§ **Stored records**
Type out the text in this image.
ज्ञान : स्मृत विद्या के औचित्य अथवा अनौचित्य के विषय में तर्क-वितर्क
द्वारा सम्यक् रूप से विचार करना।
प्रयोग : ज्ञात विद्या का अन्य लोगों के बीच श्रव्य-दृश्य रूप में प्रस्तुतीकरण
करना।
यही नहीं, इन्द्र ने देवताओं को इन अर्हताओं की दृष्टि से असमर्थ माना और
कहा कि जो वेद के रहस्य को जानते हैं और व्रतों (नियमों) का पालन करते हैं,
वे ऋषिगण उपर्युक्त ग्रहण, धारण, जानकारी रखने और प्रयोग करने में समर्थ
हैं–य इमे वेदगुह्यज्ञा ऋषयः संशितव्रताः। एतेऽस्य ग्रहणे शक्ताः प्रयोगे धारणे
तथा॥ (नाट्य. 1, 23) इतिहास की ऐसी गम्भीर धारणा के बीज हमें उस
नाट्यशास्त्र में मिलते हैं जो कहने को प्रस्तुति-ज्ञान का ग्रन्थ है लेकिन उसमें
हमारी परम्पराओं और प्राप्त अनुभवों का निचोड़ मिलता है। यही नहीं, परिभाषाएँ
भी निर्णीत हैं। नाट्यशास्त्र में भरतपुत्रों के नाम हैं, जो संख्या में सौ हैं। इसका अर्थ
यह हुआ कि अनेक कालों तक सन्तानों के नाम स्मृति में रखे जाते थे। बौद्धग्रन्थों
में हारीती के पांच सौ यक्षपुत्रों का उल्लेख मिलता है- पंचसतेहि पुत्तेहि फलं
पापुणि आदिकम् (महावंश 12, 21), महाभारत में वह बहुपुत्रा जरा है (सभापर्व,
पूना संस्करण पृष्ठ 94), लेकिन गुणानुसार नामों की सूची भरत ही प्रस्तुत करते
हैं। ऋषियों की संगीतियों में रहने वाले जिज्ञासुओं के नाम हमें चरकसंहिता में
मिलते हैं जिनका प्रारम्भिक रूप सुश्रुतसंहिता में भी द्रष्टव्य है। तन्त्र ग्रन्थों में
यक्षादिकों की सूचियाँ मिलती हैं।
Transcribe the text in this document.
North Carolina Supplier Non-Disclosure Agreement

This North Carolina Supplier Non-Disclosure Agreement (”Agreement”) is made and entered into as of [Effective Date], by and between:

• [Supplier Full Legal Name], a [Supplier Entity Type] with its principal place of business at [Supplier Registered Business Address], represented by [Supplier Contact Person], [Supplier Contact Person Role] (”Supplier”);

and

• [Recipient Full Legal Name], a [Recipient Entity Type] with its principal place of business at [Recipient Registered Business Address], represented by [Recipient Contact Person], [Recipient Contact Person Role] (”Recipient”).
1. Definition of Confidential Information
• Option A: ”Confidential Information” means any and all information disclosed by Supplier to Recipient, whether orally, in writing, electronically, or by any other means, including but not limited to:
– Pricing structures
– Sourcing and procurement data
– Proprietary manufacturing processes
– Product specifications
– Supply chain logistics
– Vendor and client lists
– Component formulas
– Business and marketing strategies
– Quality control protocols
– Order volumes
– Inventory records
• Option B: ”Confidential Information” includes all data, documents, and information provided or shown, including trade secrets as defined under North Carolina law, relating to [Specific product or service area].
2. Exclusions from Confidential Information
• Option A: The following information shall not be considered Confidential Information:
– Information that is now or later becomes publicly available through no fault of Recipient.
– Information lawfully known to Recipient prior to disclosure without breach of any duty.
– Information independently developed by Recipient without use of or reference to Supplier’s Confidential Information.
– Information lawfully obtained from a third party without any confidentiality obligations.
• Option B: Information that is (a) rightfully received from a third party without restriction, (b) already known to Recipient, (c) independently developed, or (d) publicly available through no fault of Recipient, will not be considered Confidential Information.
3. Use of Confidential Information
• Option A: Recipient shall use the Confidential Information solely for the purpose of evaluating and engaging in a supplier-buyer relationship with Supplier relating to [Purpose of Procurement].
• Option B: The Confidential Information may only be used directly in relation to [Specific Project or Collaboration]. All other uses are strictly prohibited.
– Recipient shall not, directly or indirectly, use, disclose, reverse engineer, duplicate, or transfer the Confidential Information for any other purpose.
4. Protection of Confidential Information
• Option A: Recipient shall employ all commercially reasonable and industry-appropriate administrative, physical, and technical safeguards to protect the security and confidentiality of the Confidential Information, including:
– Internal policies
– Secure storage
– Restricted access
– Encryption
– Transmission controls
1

§ **Do this**
Quote all the records. Keep every word exact.

§ **The solution**
Type out the text in this image.
ज्ञान : स्मृत विद्या के औचित्य अथवा अनौचित्य के विषय में तर्क-वितर्क
द्वारा सम्यक् रूप से विचार करना।
प्रयोग : ज्ञात विद्या का अन्य लोगों के बीच श्रव्य-दृश्य रूप में प्रस्तुतीकरण
करना।
यही नहीं, इन्द्र ने देवताओं को इन अर्हताओं की दृष्टि से असमर्थ माना और
कहा कि जो वेद के रहस्य को जानते हैं और व्रतों (नियमों) का पालन करते हैं,
वे ऋषिगण उपर्युक्त ग्रहण, धारण, जानकारी रखने और प्रयोग करने में समर्थ
हैं–य इमे वेदगुह्यज्ञा ऋषयः संशितव्रताः। एतेऽस्य ग्रहणे शक्ताः प्रयोगे धारणे
तथा॥ (नाट्य. 1, 23) इतिहास की ऐसी गम्भीर धारणा के बीज हमें उस
नाट्यशास्त्र में मिलते हैं जो कहने को प्रस्तुति-ज्ञान का ग्रन्थ है लेकिन उसमें
हमारी परम्पराओं और प्राप्त अनुभवों का निचोड़ मिलता है। यही नहीं, परिभाषाएँ
भी निर्णीत हैं। नाट्यशास्त्र में भरतपुत्रों के नाम हैं, जो संख्या में सौ हैं। इसका अर्थ
यह हुआ कि अनेक कालों तक सन्तानों के नाम स्मृति में रखे जाते थे। बौद्धग्रन्थों
में हारीती के पांच सौ यक्षपुत्रों का उल्लेख मिलता है- पंचसतेहि पुत्तेहि फलं
पापुणि आदिकम् (महावंश 12, 21), महाभारत में वह बहुपुत्रा जरा है (सभापर्व,
पूना संस्करण पृष्ठ 94), लेकिन गुणानुसार नामों की सूची भरत ही प्रस्तुत करते
हैं। ऋषियों की संगीतियों में रहने वाले जिज्ञासुओं के नाम हमें चरकसंहिता में
मिलते हैं जिनका प्रारम्भिक रूप सुश्रुतसंहिता में भी द्रष्टव्य है। तन्त्र ग्रन्थों में
यक्षादिकों की सूचियाँ मिलती हैं।
Transcribe the text in this document.
North Carolina Supplier Non-Disclosure Agreement

This North Carolina Supplier Non-Disclosure Agreement (”Agreement”) is made and entered into as of [Effective Date], by and between:

• [Supplier Full Legal Name], a [Supplier Entity Type] with its principal place of business at [Supplier Registered Business Address], represented by [Supplier Contact Person], [Supplier Contact Person Role] (”Supplier”);

and

• [Recipient Full Legal Name], a [Recipient Entity Type] with its principal place of business at [Recipient Registered Business Address], represented by [Recipient Contact Person], [Recipient Contact Person Role] (”Recipient”).
1. Definition of Confidential Information
• Option A: ”Confidential Information” means any and all information disclosed by Supplier to Recipient, whether orally, in writing, electronically, or by any other means, including but not limited to:
– Pricing structures
– Sourcing and procurement data
– Proprietary manufacturing processes
– Product specifications
– Supply chain logistics
– Vendor and client lists
– Component formulas
– Business and marketing strategies
– Quality control protocols
– Order volumes
– Inventory records
• Option B: ”Confidential Information” includes all data, documents, and information provided or shown, including trade secrets as defined under North Carolina law, relating to [Specific product or service area].
2. Exclusions from Confidential Information
• Option A: The following information shall not be considered Confidential Information:
– Information that is now or later becomes publicly available through no fault of Recipient.
– Information lawfully known to Recipient prior to disclosure without breach of any duty.
– Information independently developed by Recipient without use of or reference to Supplier’s Confidential Information.
– Information lawfully obtained from a third party without any confidentiality obligations.
• Option B: Information that is (a) rightfully received from a third party without restriction, (b) already known to Recipient, (c) independently developed, or (d) publicly available through no fault of Recipient, will not be considered Confidential Information.
3. Use of Confidential Information
• Option A: Recipient shall use the Confidential Information solely for the purpose of evaluating and engaging in a supplier-buyer relationship with Supplier relating to [Purpose of Procurement].
• Option B: The Confidential Information may only be used directly in relation to [Specific Project or Collaboration]. All other uses are strictly prohibited.
– Recipient shall not, directly or indirectly, use, disclose, reverse engineer, duplicate, or transfer the Confidential Information for any other purpose.
4. Protection of Confidential Information
• Option A: Recipient shall employ all commercially reasonable and industry-appropriate administrative, physical, and technical safeguards to protect the security and confidentiality of the Confidential Information, including:
– Internal policies
– Secure storage
– Restricted access
– Encryption
– Transmission controls
1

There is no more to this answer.